▸ **What you need to do**: Locate every line in the records below that holds the word "opetti" and return each one.

++++

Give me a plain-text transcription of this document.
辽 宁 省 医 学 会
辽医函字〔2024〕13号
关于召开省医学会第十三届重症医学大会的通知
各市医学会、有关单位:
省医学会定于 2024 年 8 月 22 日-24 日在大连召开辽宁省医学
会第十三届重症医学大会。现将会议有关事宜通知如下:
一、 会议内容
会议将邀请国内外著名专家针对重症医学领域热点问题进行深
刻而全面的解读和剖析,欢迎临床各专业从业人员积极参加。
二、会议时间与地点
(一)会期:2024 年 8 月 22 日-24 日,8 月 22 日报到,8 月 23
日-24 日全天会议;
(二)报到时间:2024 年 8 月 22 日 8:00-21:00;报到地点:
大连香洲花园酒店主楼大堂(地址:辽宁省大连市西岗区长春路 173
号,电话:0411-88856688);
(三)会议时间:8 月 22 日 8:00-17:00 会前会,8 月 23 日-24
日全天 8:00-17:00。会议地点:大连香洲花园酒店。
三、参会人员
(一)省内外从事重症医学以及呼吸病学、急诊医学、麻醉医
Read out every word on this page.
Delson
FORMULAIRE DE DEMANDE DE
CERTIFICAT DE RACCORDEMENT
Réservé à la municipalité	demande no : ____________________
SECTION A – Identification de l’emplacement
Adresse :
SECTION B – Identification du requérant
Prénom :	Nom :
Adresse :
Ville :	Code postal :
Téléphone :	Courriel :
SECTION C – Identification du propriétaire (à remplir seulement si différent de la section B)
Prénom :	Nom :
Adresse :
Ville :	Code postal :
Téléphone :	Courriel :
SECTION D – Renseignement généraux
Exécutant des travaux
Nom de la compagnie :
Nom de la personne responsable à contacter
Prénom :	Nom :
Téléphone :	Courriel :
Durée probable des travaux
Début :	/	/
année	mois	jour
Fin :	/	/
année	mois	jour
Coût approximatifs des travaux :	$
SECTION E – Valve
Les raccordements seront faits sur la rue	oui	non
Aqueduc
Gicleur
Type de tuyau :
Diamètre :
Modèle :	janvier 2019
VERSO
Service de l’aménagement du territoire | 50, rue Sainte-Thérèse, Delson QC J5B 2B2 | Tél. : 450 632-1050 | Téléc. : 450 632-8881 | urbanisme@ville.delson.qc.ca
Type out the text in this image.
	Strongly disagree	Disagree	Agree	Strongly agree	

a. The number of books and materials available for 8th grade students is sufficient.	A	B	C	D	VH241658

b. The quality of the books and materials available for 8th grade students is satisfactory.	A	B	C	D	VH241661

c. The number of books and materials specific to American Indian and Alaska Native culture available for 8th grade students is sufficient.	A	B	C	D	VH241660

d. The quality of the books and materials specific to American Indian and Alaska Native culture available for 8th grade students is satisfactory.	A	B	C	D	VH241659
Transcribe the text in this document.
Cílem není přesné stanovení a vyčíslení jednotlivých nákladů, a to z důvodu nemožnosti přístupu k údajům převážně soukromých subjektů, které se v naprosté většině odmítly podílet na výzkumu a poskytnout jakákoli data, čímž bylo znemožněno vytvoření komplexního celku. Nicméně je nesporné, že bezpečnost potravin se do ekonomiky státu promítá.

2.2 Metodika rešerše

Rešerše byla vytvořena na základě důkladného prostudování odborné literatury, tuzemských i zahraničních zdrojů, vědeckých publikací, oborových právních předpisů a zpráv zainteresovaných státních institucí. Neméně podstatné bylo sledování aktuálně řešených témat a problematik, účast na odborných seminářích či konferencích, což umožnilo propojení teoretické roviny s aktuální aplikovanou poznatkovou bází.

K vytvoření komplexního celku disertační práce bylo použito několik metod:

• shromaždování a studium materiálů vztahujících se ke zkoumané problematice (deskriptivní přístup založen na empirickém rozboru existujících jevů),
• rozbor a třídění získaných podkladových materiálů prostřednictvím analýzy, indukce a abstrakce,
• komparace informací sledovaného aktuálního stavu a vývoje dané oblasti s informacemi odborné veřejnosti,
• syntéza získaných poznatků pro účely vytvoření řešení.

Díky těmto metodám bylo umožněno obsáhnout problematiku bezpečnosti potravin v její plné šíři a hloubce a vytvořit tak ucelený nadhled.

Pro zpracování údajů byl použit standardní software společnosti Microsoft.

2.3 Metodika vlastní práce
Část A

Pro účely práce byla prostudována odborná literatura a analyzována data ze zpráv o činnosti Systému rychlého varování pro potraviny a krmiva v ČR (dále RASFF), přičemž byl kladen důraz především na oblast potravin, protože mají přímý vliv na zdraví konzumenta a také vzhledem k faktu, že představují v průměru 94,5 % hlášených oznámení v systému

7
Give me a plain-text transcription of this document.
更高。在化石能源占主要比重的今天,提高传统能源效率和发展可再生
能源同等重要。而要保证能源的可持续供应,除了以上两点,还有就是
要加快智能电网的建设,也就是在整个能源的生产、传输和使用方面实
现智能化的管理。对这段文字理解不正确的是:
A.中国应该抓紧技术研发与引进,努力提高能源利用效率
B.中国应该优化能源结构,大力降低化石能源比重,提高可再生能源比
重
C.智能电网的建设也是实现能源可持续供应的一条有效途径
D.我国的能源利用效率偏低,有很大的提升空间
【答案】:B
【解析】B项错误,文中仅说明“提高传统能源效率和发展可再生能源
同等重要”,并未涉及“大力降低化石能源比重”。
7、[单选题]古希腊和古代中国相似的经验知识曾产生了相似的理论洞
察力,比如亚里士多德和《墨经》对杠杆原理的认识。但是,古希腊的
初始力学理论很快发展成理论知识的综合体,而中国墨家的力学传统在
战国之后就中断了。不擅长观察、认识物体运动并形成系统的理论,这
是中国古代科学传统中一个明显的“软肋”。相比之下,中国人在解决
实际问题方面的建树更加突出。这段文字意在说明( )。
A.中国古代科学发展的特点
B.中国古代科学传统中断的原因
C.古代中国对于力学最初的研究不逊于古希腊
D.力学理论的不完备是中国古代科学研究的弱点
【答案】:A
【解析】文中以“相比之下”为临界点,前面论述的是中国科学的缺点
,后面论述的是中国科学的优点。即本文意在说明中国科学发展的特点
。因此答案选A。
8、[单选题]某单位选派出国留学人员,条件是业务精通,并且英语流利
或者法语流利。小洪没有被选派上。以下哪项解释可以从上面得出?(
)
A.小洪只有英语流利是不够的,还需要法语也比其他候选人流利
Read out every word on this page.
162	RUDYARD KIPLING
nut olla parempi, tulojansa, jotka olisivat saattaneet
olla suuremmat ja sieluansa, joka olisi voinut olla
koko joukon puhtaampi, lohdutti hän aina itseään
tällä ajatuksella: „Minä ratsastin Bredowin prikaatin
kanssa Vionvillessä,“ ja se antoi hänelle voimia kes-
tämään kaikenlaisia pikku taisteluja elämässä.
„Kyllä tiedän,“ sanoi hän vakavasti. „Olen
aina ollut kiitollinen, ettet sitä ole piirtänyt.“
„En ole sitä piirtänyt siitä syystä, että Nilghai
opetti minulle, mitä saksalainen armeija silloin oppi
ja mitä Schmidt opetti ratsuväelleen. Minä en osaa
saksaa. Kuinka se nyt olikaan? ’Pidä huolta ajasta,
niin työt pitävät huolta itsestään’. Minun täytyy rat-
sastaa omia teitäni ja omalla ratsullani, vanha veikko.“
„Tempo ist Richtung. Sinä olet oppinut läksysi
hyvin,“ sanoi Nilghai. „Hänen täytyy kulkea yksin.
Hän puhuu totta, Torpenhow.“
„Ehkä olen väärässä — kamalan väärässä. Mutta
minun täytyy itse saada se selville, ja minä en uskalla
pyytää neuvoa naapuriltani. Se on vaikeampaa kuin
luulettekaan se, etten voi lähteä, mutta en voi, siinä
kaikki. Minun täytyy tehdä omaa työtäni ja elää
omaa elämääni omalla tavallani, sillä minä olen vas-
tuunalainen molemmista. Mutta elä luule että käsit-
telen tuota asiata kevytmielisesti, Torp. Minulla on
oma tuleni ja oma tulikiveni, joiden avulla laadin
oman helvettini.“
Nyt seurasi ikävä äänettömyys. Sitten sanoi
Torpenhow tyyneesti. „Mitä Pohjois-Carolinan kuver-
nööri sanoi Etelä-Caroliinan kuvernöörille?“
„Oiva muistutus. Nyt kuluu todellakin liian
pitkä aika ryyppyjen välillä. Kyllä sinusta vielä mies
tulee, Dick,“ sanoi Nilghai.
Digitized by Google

++++

▸ **Output below**:
opetti minulle, mitä saksalainen armeija silloin oppi
ja mitä Schmidt opetti ratsuväelleen. Minä en osaa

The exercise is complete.